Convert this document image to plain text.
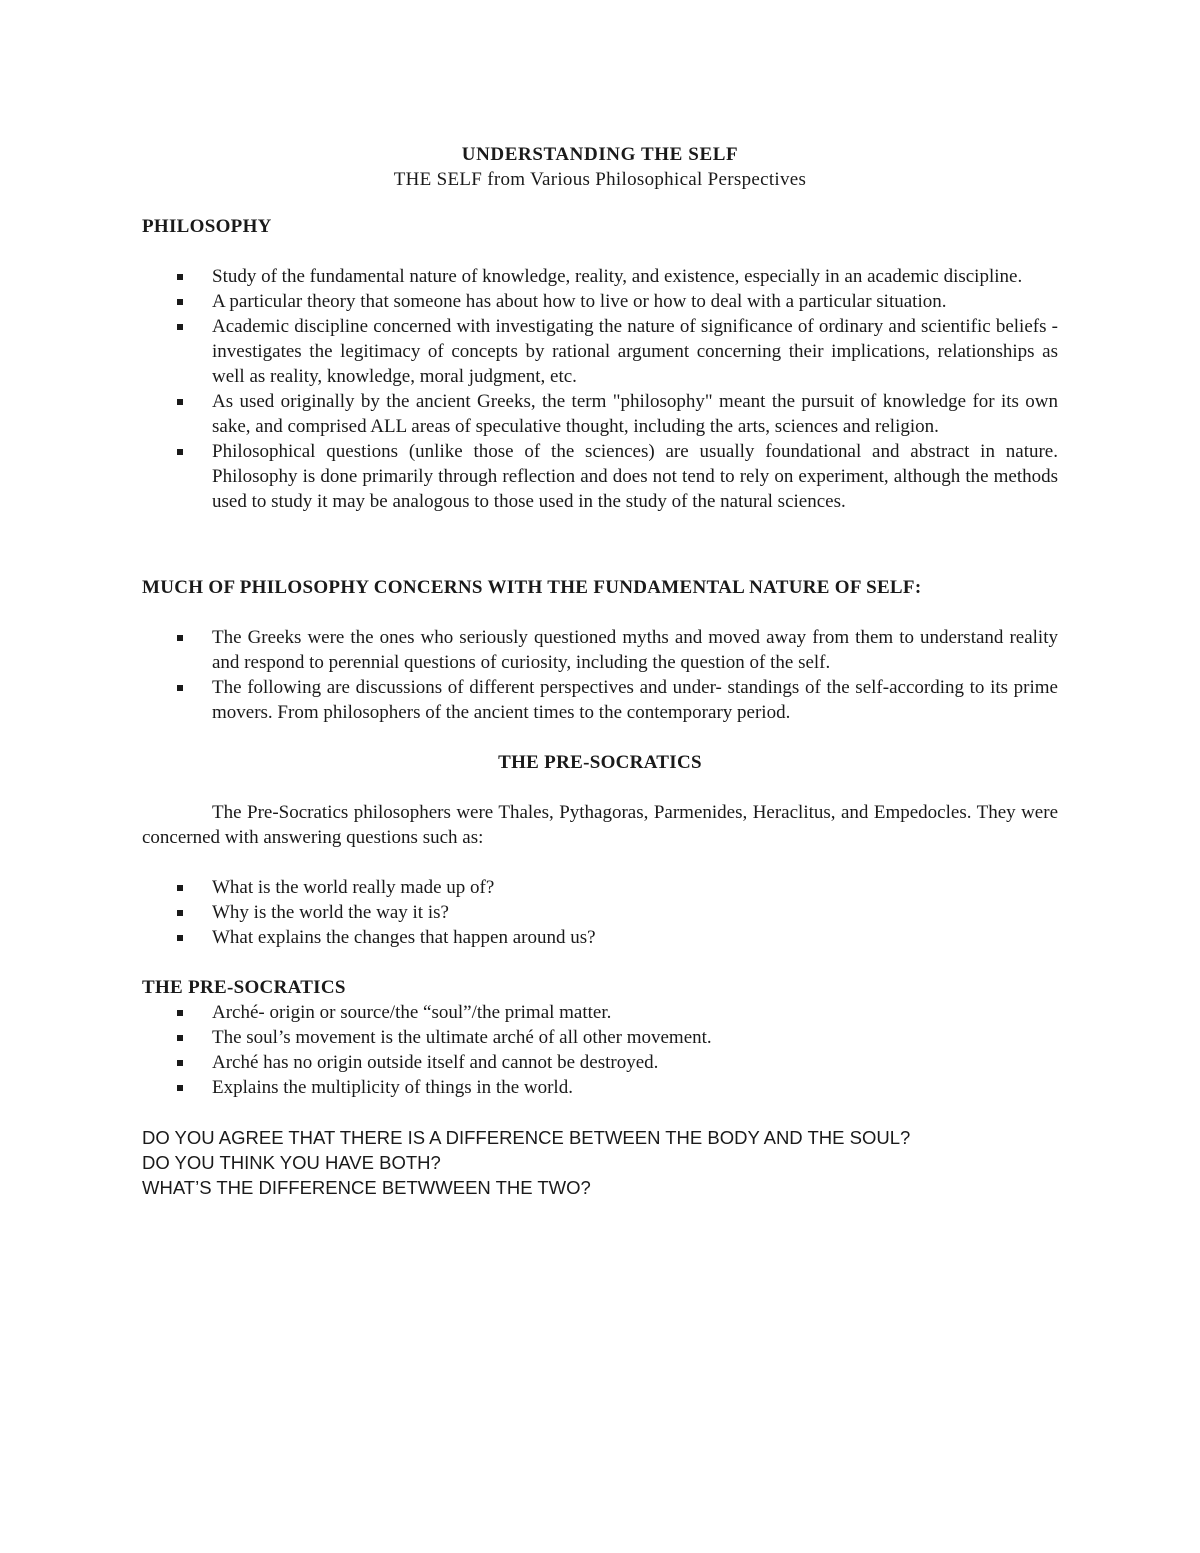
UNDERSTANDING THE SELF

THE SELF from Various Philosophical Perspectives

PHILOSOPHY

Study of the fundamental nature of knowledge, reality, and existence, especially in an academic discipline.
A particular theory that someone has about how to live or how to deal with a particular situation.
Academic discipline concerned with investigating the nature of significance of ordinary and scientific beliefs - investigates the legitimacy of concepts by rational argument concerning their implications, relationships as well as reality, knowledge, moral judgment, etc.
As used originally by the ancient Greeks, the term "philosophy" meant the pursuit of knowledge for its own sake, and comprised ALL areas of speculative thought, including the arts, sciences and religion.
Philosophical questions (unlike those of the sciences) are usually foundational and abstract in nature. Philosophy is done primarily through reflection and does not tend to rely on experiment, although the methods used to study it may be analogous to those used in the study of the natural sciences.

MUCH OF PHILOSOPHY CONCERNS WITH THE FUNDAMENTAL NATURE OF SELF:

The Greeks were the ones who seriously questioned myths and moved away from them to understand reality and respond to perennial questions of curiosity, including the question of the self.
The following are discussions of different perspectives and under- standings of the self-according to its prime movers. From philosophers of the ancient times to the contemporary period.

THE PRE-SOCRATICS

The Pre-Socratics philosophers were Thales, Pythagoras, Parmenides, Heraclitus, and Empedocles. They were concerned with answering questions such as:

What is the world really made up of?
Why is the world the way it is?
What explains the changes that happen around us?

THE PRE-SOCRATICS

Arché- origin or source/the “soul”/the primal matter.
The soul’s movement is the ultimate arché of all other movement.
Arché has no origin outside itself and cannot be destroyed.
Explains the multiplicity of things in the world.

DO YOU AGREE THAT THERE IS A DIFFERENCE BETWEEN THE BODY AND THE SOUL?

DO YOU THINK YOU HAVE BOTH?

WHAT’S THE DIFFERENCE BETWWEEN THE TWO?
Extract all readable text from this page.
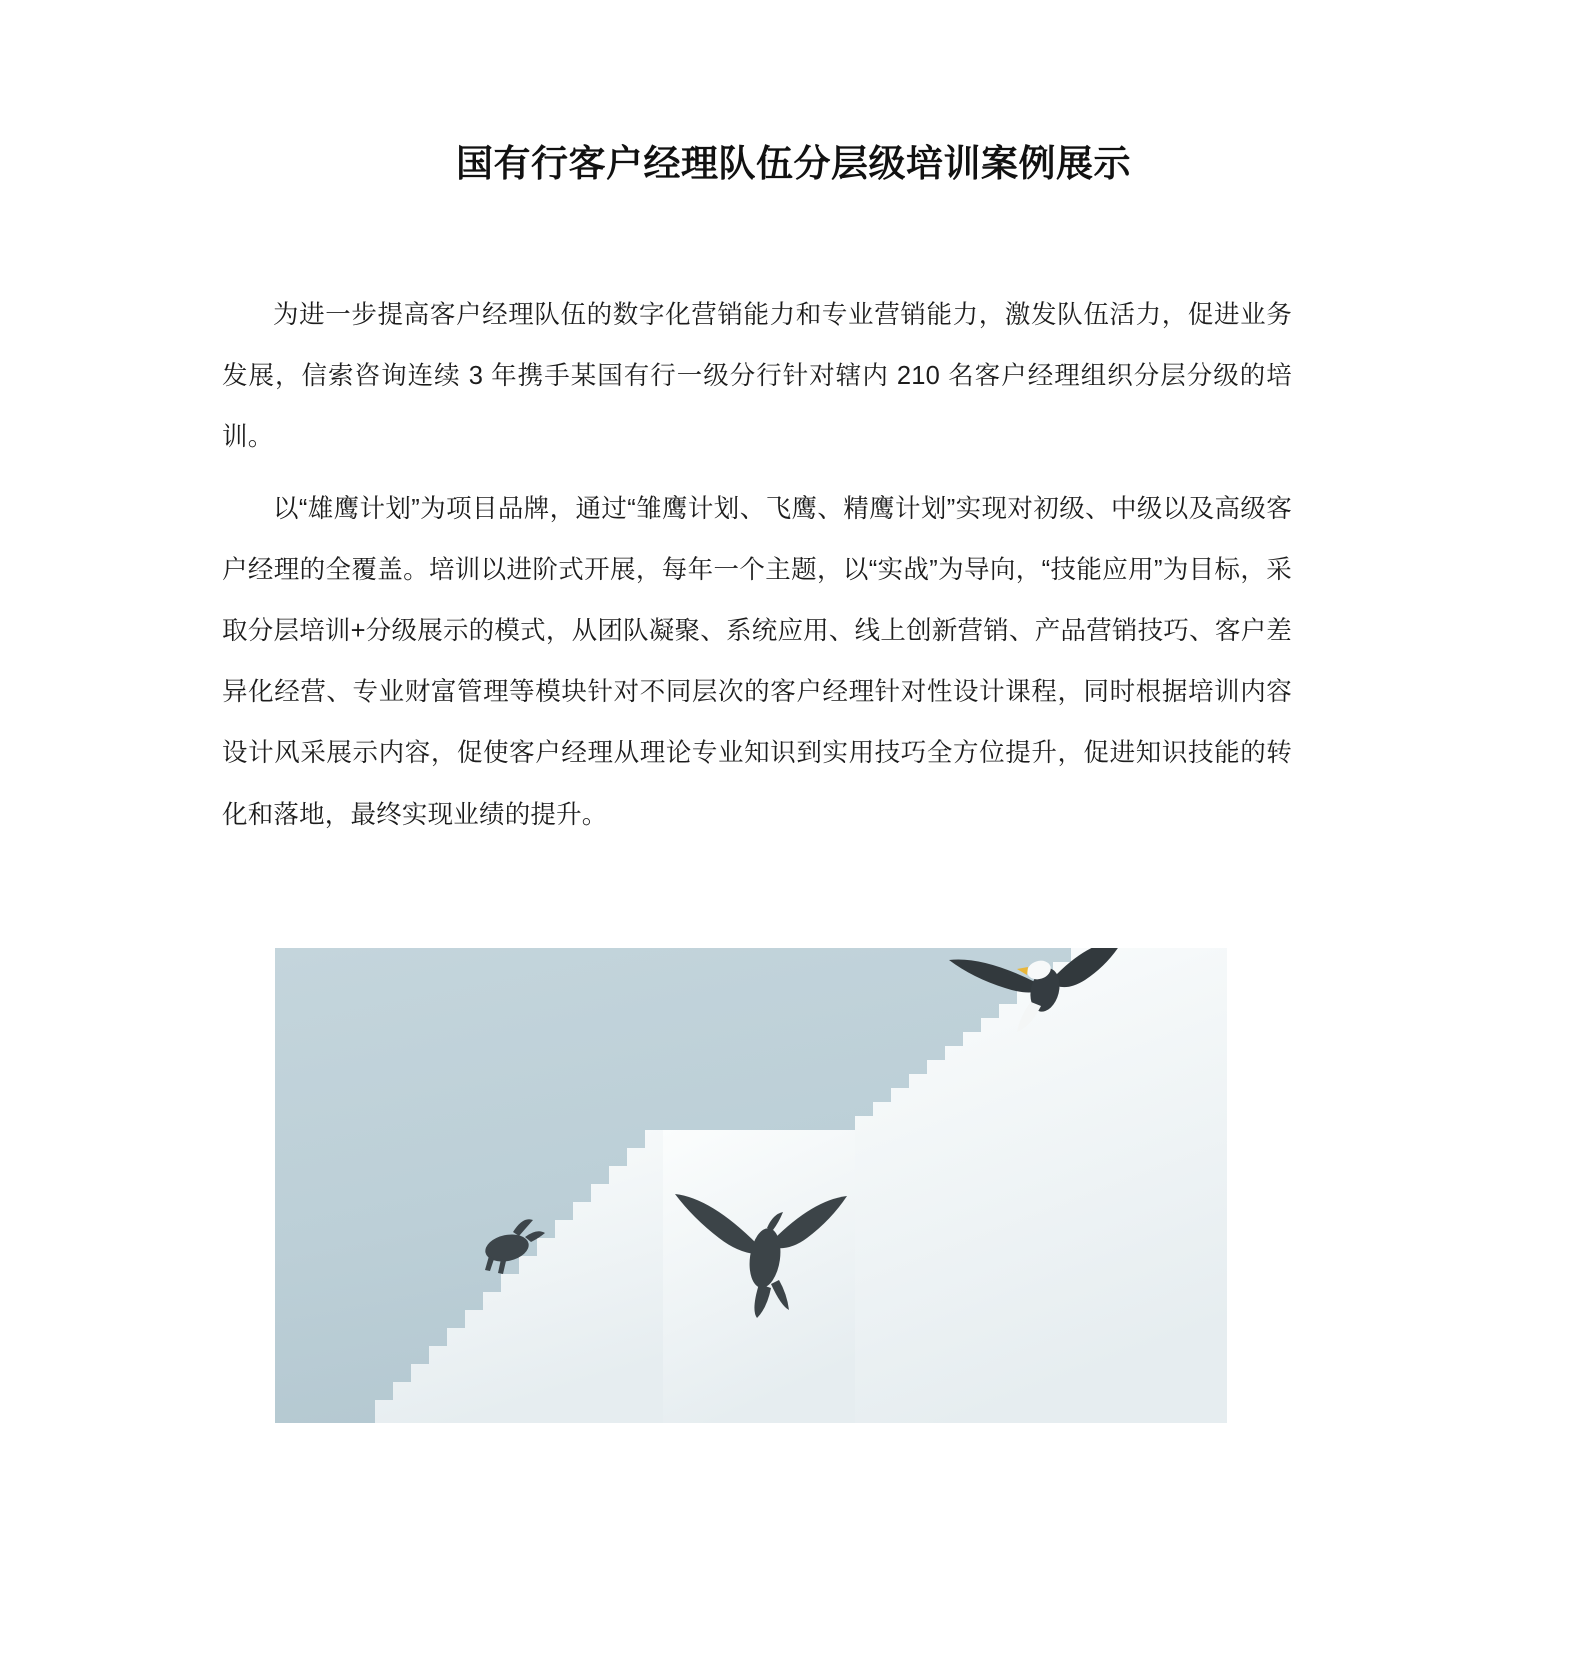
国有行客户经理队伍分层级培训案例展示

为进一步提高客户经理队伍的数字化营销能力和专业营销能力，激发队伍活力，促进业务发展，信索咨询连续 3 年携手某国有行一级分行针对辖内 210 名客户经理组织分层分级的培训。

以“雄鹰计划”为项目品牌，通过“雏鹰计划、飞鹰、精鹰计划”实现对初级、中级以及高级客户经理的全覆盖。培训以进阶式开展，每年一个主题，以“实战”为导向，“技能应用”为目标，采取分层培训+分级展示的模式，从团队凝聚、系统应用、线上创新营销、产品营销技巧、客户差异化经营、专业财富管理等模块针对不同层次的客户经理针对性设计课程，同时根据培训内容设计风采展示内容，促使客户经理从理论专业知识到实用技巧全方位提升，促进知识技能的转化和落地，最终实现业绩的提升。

════════

*Exercise prompt*
For the listing above, identify each line bearing "this".

*Task answer*
Convert this document image to plain text.
Extract all readable text from this page.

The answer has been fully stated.